Objective >> Filter the lines below, copying only those with the string "JSON".
==========
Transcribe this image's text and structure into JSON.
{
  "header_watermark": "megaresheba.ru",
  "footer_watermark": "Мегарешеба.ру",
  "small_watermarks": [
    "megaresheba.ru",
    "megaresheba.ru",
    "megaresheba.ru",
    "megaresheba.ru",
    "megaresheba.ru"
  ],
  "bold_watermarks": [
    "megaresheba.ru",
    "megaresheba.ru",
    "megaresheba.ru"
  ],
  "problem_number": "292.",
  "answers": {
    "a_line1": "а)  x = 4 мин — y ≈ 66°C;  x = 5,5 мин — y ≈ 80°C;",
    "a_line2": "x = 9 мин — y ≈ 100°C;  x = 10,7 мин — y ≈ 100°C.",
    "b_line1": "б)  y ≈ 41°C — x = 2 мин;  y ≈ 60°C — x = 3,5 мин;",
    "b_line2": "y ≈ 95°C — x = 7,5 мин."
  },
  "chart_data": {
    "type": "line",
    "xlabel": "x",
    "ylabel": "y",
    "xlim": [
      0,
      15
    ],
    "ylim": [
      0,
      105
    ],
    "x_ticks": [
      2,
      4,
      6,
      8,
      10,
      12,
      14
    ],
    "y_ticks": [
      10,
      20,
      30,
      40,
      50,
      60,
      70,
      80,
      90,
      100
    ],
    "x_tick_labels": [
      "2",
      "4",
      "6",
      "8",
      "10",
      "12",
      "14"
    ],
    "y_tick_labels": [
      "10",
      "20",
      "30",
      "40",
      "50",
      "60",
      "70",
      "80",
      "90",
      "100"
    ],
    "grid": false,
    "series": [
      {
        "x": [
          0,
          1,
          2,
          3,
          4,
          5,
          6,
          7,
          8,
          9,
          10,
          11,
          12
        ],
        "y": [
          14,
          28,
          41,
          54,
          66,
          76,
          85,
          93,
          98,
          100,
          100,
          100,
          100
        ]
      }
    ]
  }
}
==========
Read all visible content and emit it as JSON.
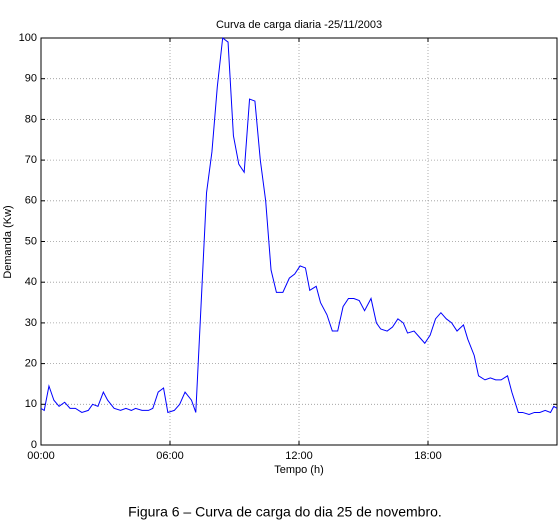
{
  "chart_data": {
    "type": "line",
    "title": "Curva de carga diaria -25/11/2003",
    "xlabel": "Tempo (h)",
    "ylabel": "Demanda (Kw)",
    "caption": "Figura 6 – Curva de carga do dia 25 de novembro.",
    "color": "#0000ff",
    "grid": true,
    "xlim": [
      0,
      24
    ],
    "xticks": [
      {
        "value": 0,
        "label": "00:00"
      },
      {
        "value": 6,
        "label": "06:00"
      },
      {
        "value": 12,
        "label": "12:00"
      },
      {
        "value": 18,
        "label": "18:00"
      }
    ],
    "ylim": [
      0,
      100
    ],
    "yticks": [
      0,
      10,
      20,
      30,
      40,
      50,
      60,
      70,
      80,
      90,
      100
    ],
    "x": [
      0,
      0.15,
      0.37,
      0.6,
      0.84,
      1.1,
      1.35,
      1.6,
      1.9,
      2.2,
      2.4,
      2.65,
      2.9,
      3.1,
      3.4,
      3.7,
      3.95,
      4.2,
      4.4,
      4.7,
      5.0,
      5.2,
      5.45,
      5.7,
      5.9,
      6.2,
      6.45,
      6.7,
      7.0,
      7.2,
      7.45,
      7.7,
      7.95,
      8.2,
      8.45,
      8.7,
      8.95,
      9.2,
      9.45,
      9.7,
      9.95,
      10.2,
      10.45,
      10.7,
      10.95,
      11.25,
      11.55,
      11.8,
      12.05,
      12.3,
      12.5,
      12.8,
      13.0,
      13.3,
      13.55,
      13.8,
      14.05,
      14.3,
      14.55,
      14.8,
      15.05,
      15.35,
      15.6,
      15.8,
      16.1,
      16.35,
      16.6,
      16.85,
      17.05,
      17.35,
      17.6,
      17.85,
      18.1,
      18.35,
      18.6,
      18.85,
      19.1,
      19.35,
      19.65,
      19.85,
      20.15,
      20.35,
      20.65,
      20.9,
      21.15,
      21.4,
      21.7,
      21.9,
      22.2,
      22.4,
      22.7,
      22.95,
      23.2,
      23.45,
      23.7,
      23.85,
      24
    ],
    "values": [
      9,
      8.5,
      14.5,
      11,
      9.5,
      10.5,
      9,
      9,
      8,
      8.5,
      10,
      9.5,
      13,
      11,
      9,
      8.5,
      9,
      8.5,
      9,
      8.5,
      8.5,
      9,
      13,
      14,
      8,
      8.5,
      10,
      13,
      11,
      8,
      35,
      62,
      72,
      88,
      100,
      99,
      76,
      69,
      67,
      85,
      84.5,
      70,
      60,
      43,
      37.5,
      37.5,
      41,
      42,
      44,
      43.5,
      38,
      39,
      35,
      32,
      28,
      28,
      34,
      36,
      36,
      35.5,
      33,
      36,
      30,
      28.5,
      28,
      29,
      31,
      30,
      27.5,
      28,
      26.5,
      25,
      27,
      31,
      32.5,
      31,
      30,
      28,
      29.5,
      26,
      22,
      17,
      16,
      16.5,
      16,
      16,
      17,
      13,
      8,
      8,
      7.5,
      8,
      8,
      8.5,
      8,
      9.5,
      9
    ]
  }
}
==========
Full answer >>
Transcribe this image's text and structure into JSON.
Read all visible content and emit it as JSON.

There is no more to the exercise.